◆ **PROBLEM TO WORK ON**
Could you output each line of the data that follows exactly?

[Opening DATA RECORDS section]

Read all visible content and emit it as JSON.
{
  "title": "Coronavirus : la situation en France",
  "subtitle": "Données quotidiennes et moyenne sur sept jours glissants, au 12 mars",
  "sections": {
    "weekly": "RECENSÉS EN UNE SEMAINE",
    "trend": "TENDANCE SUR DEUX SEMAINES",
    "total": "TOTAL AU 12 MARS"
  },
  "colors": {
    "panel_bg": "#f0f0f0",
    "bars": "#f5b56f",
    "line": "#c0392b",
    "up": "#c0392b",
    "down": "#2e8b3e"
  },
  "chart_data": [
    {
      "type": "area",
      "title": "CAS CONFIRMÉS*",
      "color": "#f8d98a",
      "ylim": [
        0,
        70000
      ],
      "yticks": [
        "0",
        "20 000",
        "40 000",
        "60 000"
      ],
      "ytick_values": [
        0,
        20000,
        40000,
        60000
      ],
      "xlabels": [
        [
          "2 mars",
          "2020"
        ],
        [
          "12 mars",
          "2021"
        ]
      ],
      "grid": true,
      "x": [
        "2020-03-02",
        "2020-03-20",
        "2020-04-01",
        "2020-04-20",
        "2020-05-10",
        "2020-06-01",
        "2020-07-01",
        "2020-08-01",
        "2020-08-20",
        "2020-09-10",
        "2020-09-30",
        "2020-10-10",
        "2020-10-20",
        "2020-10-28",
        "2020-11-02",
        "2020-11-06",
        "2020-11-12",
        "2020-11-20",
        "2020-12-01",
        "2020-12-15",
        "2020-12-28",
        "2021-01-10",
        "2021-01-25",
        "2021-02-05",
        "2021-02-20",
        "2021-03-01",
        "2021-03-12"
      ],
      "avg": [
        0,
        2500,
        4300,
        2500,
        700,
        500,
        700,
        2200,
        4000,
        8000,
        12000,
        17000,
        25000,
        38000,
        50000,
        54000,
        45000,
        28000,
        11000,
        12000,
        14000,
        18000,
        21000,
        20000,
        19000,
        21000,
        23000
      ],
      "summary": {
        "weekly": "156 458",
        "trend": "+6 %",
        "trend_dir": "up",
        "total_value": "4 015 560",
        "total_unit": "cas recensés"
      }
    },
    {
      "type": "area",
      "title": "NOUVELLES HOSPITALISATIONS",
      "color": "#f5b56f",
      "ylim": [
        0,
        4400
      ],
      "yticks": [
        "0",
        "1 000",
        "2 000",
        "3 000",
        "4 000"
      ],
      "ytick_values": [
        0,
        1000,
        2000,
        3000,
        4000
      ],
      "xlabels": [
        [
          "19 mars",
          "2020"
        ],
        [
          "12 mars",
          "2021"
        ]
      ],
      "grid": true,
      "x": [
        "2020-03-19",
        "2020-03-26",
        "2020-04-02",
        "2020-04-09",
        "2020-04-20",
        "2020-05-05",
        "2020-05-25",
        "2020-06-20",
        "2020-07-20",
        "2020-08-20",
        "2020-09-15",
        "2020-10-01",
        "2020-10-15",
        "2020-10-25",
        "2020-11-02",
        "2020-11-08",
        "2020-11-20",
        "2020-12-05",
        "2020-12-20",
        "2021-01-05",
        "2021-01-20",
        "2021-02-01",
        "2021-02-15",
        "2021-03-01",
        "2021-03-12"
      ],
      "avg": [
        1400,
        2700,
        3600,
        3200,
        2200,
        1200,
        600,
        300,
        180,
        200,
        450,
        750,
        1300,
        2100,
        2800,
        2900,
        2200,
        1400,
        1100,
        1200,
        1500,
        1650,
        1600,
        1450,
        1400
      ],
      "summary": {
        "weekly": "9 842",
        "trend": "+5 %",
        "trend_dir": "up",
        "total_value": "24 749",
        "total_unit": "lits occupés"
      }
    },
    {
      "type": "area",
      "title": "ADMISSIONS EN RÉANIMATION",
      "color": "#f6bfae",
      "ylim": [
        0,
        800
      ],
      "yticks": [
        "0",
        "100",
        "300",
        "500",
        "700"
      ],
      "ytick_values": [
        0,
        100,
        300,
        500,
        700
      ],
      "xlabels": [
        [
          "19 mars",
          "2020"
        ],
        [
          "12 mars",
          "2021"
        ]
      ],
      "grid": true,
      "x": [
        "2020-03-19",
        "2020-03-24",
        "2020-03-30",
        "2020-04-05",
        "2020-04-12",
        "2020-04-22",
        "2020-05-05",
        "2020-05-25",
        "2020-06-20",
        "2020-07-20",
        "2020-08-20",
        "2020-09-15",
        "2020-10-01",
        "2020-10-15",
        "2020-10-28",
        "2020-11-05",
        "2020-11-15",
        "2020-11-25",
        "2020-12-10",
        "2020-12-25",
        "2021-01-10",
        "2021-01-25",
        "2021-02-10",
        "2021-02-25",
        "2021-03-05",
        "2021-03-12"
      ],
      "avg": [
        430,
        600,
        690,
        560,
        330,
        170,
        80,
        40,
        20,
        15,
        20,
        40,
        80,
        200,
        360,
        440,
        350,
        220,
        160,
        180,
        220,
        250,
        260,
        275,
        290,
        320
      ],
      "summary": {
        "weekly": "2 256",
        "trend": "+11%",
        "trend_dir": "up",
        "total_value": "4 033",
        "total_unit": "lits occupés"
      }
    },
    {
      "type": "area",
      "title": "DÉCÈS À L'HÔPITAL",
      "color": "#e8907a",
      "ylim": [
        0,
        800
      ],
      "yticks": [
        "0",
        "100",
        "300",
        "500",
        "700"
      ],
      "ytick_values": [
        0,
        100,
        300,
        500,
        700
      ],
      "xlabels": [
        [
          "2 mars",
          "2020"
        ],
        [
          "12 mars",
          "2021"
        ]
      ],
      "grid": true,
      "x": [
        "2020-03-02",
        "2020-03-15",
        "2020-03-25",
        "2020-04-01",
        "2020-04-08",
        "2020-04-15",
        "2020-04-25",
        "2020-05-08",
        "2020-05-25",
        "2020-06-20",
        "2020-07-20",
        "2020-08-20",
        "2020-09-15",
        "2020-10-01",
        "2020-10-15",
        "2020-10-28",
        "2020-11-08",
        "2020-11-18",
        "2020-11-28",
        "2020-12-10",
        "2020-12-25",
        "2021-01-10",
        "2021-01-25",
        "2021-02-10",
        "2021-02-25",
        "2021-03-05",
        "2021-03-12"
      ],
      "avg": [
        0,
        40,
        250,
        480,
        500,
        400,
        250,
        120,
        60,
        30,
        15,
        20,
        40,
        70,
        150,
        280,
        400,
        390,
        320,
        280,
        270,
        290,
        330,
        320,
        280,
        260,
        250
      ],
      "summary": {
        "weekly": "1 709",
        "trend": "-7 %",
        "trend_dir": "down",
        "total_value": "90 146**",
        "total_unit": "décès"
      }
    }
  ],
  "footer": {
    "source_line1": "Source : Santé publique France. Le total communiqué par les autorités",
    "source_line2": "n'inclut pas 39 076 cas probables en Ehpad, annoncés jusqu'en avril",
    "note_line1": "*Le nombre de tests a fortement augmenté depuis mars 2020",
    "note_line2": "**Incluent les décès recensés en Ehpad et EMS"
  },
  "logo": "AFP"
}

[Closing DATA RECORDS section]

◆ **SOLVED EXERCISE**
Read all visible content and emit it as JSON.
{
  "title": "Coronavirus : la situation en France",
  "subtitle": "Données quotidiennes et moyenne sur sept jours glissants, au 12 mars",
  "sections": {
    "weekly": "RECENSÉS EN UNE SEMAINE",
    "trend": "TENDANCE SUR DEUX SEMAINES",
    "total": "TOTAL AU 12 MARS"
  },
  "colors": {
    "panel_bg": "#f0f0f0",
    "bars": "#f5b56f",
    "line": "#c0392b",
    "up": "#c0392b",
    "down": "#2e8b3e"
  },
  "chart_data": [
    {
      "type": "area",
      "title": "CAS CONFIRMÉS*",
      "color": "#f8d98a",
      "ylim": [
        0,
        70000
      ],
      "yticks": [
        "0",
        "20 000",
        "40 000",
        "60 000"
      ],
      "ytick_values": [
        0,
        20000,
        40000,
        60000
      ],
      "xlabels": [
        [
          "2 mars",
          "2020"
        ],
        [
          "12 mars",
          "2021"
        ]
      ],
      "grid": true,
      "x": [
        "2020-03-02",
        "2020-03-20",
        "2020-04-01",
        "2020-04-20",
        "2020-05-10",
        "2020-06-01",
        "2020-07-01",
        "2020-08-01",
        "2020-08-20",
        "2020-09-10",
        "2020-09-30",
        "2020-10-10",
        "2020-10-20",
        "2020-10-28",
        "2020-11-02",
        "2020-11-06",
        "2020-11-12",
        "2020-11-20",
        "2020-12-01",
        "2020-12-15",
        "2020-12-28",
        "2021-01-10",
        "2021-01-25",
        "2021-02-05",
        "2021-02-20",
        "2021-03-01",
        "2021-03-12"
      ],
      "avg": [
        0,
        2500,
        4300,
        2500,
        700,
        500,
        700,
        2200,
        4000,
        8000,
        12000,
        17000,
        25000,
        38000,
        50000,
        54000,
        45000,
        28000,
        11000,
        12000,
        14000,
        18000,
        21000,
        20000,
        19000,
        21000,
        23000
      ],
      "summary": {
        "weekly": "156 458",
        "trend": "+6 %",
        "trend_dir": "up",
        "total_value": "4 015 560",
        "total_unit": "cas recensés"
      }
    },
    {
      "type": "area",
      "title": "NOUVELLES HOSPITALISATIONS",
      "color": "#f5b56f",
      "ylim": [
        0,
        4400
      ],
      "yticks": [
        "0",
        "1 000",
        "2 000",
        "3 000",
        "4 000"
      ],
      "ytick_values": [
        0,
        1000,
        2000,
        3000,
        4000
      ],
      "xlabels": [
        [
          "19 mars",
          "2020"
        ],
        [
          "12 mars",
          "2021"
        ]
      ],
      "grid": true,
      "x": [
        "2020-03-19",
        "2020-03-26",
        "2020-04-02",
        "2020-04-09",
        "2020-04-20",
        "2020-05-05",
        "2020-05-25",
        "2020-06-20",
        "2020-07-20",
        "2020-08-20",
        "2020-09-15",
        "2020-10-01",
        "2020-10-15",
        "2020-10-25",
        "2020-11-02",
        "2020-11-08",
        "2020-11-20",
        "2020-12-05",
        "2020-12-20",
        "2021-01-05",
        "2021-01-20",
        "2021-02-01",
        "2021-02-15",
        "2021-03-01",
        "2021-03-12"
      ],
      "avg": [
        1400,
        2700,
        3600,
        3200,
        2200,
        1200,
        600,
        300,
        180,
        200,
        450,
        750,
        1300,
        2100,
        2800,
        2900,
        2200,
        1400,
        1100,
        1200,
        1500,
        1650,
        1600,
        1450,
        1400
      ],
      "summary": {
        "weekly": "9 842",
        "trend": "+5 %",
        "trend_dir": "up",
        "total_value": "24 749",
        "total_unit": "lits occupés"
      }
    },
    {
      "type": "area",
      "title": "ADMISSIONS EN RÉANIMATION",
      "color": "#f6bfae",
      "ylim": [
        0,
        800
      ],
      "yticks": [
        "0",
        "100",
        "300",
        "500",
        "700"
      ],
      "ytick_values": [
        0,
        100,
        300,
        500,
        700
      ],
      "xlabels": [
        [
          "19 mars",
          "2020"
        ],
        [
          "12 mars",
          "2021"
        ]
      ],
      "grid": true,
      "x": [
        "2020-03-19",
        "2020-03-24",
        "2020-03-30",
        "2020-04-05",
        "2020-04-12",
        "2020-04-22",
        "2020-05-05",
        "2020-05-25",
        "2020-06-20",
        "2020-07-20",
        "2020-08-20",
        "2020-09-15",
        "2020-10-01",
        "2020-10-15",
        "2020-10-28",
        "2020-11-05",
        "2020-11-15",
        "2020-11-25",
        "2020-12-10",
        "2020-12-25",
        "2021-01-10",
        "2021-01-25",
        "2021-02-10",
        "2021-02-25",
        "2021-03-05",
        "2021-03-12"
      ],
      "avg": [
        430,
        600,
        690,
        560,
        330,
        170,
        80,
        40,
        20,
        15,
        20,
        40,
        80,
        200,
        360,
        440,
        350,
        220,
        160,
        180,
        220,
        250,
        260,
        275,
        290,
        320
      ],
      "summary": {
        "weekly": "2 256",
        "trend": "+11%",
        "trend_dir": "up",
        "total_value": "4 033",
        "total_unit": "lits occupés"
      }
    },
    {
      "type": "area",
      "title": "DÉCÈS À L'HÔPITAL",
      "color": "#e8907a",
      "ylim": [
        0,
        800
      ],
      "yticks": [
        "0",
        "100",
        "300",
        "500",
        "700"
      ],
      "ytick_values": [
        0,
        100,
        300,
        500,
        700
      ],
      "xlabels": [
        [
          "2 mars",
          "2020"
        ],
        [
          "12 mars",
          "2021"
        ]
      ],
      "grid": true,
      "x": [
        "2020-03-02",
        "2020-03-15",
        "2020-03-25",
        "2020-04-01",
        "2020-04-08",
        "2020-04-15",
        "2020-04-25",
        "2020-05-08",
        "2020-05-25",
        "2020-06-20",
        "2020-07-20",
        "2020-08-20",
        "2020-09-15",
        "2020-10-01",
        "2020-10-15",
        "2020-10-28",
        "2020-11-08",
        "2020-11-18",
        "2020-11-28",
        "2020-12-10",
        "2020-12-25",
        "2021-01-10",
        "2021-01-25",
        "2021-02-10",
        "2021-02-25",
        "2021-03-05",
        "2021-03-12"
      ],
      "avg": [
        0,
        40,
        250,
        480,
        500,
        400,
        250,
        120,
        60,
        30,
        15,
        20,
        40,
        70,
        150,
        280,
        400,
        390,
        320,
        280,
        270,
        290,
        330,
        320,
        280,
        260,
        250
      ],
      "summary": {
        "weekly": "1 709",
        "trend": "-7 %",
        "trend_dir": "down",
        "total_value": "90 146**",
        "total_unit": "décès"
      }
    }
  ],
  "footer": {
    "source_line1": "Source : Santé publique France. Le total communiqué par les autorités",
    "source_line2": "n'inclut pas 39 076 cas probables en Ehpad, annoncés jusqu'en avril",
    "note_line1": "*Le nombre de tests a fortement augmenté depuis mars 2020",
    "note_line2": "**Incluent les décès recensés en Ehpad et EMS"
  },
  "logo": "AFP"
}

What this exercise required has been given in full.